EXERCISE OBJECTIVE: Which lines include the word "Aziz"? Copy each of them.

## begin DATA FOR THIS EXERCISE

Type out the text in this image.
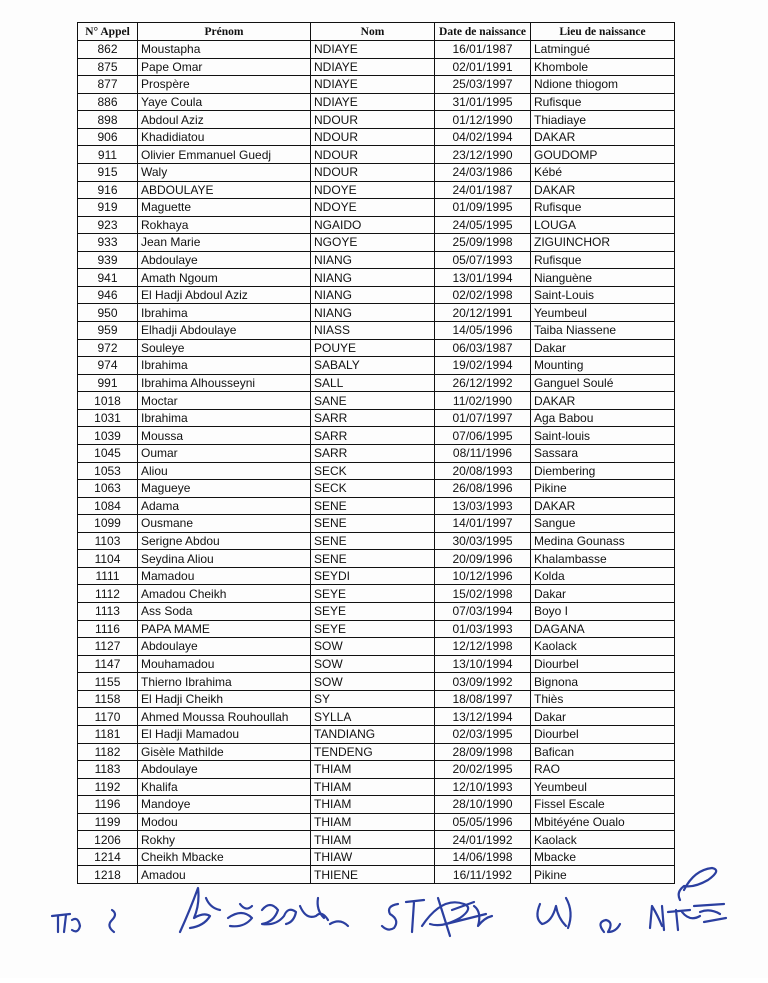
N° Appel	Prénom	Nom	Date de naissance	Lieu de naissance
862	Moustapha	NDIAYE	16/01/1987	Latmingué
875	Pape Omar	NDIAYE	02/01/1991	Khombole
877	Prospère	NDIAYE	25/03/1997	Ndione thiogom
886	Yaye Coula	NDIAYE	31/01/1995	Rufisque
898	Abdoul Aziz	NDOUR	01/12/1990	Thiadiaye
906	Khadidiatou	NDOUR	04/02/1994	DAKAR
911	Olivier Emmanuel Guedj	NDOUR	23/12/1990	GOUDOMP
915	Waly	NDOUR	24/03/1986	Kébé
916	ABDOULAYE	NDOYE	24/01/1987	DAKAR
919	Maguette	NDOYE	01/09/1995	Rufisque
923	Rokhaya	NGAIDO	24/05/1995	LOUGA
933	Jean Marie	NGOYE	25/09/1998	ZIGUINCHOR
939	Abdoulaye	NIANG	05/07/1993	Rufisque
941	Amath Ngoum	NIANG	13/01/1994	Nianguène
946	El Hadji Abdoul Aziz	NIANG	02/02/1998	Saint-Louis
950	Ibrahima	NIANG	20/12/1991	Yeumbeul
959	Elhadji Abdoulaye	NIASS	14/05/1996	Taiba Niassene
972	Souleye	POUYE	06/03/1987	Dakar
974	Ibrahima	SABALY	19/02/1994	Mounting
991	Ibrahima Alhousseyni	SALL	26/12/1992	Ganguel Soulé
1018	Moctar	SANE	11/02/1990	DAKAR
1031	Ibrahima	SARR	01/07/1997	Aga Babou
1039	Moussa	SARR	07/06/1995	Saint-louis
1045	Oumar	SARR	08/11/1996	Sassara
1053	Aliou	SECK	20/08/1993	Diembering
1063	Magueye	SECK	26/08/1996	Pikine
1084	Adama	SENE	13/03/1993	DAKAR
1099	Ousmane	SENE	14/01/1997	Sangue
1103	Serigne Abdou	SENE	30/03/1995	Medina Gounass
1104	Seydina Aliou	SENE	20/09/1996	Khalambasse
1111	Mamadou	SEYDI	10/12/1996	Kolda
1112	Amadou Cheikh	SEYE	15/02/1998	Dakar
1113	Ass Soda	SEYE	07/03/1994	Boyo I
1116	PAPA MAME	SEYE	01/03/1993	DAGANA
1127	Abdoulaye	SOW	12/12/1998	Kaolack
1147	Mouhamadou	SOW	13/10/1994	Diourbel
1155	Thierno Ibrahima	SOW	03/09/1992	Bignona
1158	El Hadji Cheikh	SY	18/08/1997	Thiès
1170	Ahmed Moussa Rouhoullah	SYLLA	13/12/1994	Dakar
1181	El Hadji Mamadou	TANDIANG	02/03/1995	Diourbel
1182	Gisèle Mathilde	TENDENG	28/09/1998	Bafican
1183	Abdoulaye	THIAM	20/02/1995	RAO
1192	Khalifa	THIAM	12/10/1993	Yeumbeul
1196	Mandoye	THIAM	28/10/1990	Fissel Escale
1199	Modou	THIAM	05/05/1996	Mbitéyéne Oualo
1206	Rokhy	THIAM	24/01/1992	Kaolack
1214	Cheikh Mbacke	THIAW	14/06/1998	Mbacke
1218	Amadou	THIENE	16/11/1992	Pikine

## end DATA FOR THIS EXERCISE
## begin DATA FOR THIS EXERCISE

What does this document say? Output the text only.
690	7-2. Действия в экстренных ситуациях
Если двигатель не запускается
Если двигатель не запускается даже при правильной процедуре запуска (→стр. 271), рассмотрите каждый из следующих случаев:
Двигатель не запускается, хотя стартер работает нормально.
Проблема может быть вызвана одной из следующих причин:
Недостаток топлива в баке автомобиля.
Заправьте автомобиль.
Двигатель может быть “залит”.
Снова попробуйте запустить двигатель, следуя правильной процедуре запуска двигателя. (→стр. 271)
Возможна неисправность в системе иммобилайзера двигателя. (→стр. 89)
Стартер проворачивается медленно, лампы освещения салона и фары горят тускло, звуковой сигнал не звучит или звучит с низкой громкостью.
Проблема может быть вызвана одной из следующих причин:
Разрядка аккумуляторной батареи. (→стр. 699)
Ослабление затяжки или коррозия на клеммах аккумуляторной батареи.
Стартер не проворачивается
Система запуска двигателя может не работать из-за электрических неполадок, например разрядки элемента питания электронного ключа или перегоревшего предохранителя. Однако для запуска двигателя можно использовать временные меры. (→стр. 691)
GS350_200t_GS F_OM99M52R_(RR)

## end DATA FOR THIS EXERCISE

RESPONSE:
898	Abdoul Aziz	NDOUR	01/12/1990	Thiadiaye
946	El Hadji Abdoul Aziz	NIANG	02/02/1998	Saint-Louis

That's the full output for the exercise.